DIRECTIONS FOR THIS TASK: All entries are to be given again verbatim.
## Start EXERCISE DATA
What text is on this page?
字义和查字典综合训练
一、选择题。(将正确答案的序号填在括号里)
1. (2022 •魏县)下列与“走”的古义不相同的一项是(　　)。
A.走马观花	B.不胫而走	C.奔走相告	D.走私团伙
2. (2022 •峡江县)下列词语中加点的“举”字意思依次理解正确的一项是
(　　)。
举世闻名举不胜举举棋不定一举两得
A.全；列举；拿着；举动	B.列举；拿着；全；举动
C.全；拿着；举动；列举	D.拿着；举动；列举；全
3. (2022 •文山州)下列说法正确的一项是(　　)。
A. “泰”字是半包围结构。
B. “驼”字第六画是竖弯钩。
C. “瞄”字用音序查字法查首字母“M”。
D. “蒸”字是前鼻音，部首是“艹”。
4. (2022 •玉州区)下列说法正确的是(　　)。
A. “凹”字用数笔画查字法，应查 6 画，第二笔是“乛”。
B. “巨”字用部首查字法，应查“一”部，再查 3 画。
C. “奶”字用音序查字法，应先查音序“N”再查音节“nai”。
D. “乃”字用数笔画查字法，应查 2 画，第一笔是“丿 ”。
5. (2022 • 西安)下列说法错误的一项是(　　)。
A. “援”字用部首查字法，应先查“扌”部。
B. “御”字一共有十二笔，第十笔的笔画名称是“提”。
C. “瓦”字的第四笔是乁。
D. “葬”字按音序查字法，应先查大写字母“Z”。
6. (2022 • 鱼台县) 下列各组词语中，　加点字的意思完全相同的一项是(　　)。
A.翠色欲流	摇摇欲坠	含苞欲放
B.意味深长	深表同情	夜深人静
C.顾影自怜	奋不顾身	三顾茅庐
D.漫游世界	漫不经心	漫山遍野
## End EXERCISE DATA
RESPONSE:
What text is on this page?
字义和查字典综合训练
一、选择题。(将正确答案的序号填在括号里)
1. (2022 •魏县)下列与“走”的古义不相同的一项是(　　)。
A.走马观花	B.不胫而走	C.奔走相告	D.走私团伙
2. (2022 •峡江县)下列词语中加点的“举”字意思依次理解正确的一项是
(　　)。
举世闻名举不胜举举棋不定一举两得
A.全；列举；拿着；举动	B.列举；拿着；全；举动
C.全；拿着；举动；列举	D.拿着；举动；列举；全
3. (2022 •文山州)下列说法正确的一项是(　　)。
A. “泰”字是半包围结构。
B. “驼”字第六画是竖弯钩。
C. “瞄”字用音序查字法查首字母“M”。
D. “蒸”字是前鼻音，部首是“艹”。
4. (2022 •玉州区)下列说法正确的是(　　)。
A. “凹”字用数笔画查字法，应查 6 画，第二笔是“乛”。
B. “巨”字用部首查字法，应查“一”部，再查 3 画。
C. “奶”字用音序查字法，应先查音序“N”再查音节“nai”。
D. “乃”字用数笔画查字法，应查 2 画，第一笔是“丿 ”。
5. (2022 • 西安)下列说法错误的一项是(　　)。
A. “援”字用部首查字法，应先查“扌”部。
B. “御”字一共有十二笔，第十笔的笔画名称是“提”。
C. “瓦”字的第四笔是乁。
D. “葬”字按音序查字法，应先查大写字母“Z”。
6. (2022 • 鱼台县) 下列各组词语中，　加点字的意思完全相同的一项是(　　)。
A.翠色欲流	摇摇欲坠	含苞欲放
B.意味深长	深表同情	夜深人静
C.顾影自怜	奋不顾身	三顾茅庐
D.漫游世界	漫不经心	漫山遍野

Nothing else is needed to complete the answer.